> _PROBLEM DESCRIPTION_: Look through the data below. Pick out the lines holding the string "Distrital".

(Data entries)
━━━━━━━━━━
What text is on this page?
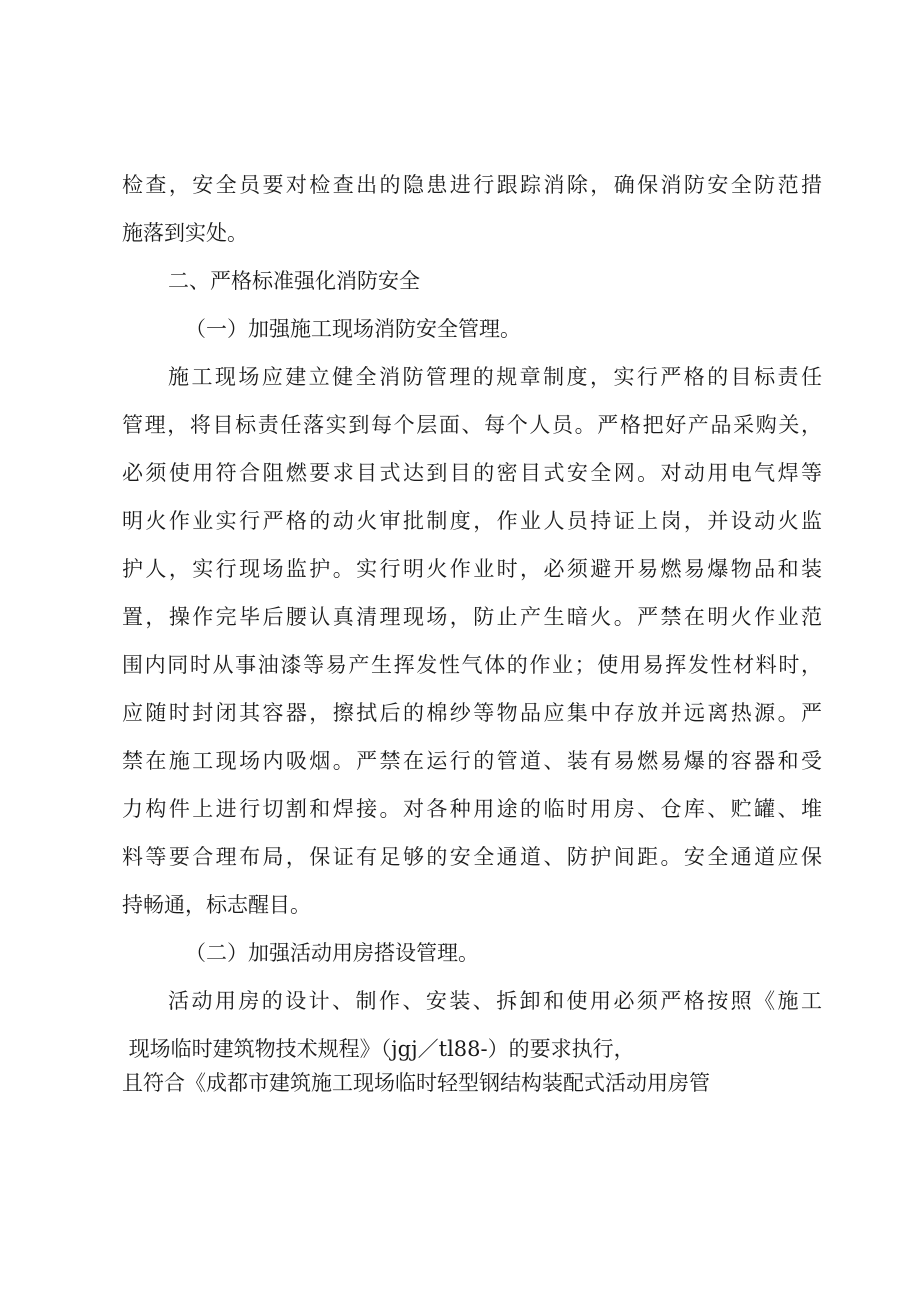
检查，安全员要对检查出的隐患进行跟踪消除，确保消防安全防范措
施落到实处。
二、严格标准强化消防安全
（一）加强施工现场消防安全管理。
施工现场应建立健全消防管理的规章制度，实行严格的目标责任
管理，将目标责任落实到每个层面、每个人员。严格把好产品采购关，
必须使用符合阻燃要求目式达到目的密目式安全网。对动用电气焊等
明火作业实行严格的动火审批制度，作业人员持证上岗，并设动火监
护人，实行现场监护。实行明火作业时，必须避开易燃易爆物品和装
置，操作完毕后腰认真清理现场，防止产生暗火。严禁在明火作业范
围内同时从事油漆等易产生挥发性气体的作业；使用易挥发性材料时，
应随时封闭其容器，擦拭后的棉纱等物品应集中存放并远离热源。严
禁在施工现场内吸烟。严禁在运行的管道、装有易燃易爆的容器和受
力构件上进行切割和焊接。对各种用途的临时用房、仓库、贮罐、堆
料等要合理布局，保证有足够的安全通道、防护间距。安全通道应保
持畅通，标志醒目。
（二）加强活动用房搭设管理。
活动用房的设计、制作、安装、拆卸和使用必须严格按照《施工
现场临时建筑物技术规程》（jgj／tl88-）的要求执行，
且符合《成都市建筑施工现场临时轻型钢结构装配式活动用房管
━━━━━━━━━━
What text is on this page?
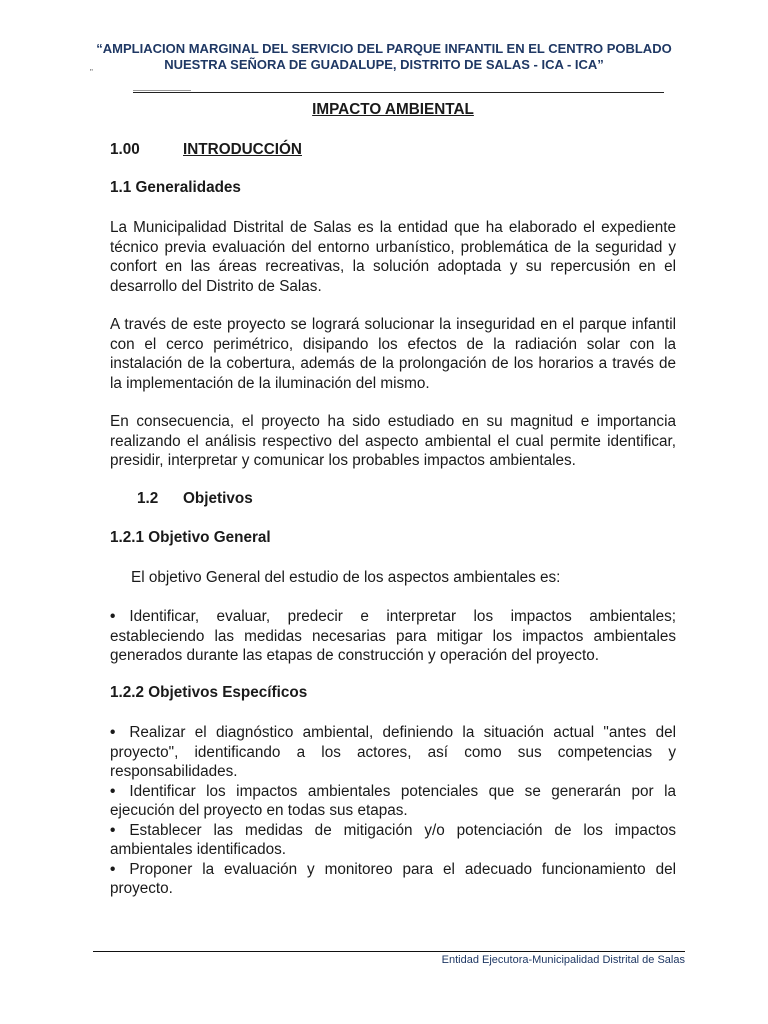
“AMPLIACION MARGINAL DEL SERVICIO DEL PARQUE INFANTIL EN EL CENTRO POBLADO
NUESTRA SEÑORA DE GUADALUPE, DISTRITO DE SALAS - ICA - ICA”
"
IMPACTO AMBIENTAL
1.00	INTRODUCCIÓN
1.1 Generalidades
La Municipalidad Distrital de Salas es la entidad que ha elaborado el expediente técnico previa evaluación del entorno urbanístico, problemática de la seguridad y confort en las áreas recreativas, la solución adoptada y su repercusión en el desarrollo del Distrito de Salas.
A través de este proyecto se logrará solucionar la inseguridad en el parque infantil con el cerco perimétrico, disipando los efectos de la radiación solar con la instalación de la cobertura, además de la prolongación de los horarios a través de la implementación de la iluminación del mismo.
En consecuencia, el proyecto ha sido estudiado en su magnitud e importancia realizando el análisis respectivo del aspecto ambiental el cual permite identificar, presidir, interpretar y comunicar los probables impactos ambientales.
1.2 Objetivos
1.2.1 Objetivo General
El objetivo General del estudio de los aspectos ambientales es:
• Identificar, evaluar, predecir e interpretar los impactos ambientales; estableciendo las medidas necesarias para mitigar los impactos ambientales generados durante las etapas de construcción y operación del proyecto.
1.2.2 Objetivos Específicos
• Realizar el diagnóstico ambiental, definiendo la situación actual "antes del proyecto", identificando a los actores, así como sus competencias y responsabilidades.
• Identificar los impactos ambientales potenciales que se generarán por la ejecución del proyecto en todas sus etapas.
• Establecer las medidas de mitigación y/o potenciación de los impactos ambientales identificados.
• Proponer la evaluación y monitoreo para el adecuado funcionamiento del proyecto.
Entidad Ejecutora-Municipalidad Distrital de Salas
━━━━━━━━━━
> _RESPONSE TO THE EXERCISE_:
La Municipalidad Distrital de Salas es la entidad que ha elaborado el expediente técnico previa evaluación del entorno urbanístico, problemática de la seguridad y confort en las áreas recreativas, la solución adoptada y su repercusión en el desarrollo del Distrito de Salas.
Entidad Ejecutora-Municipalidad Distrital de Salas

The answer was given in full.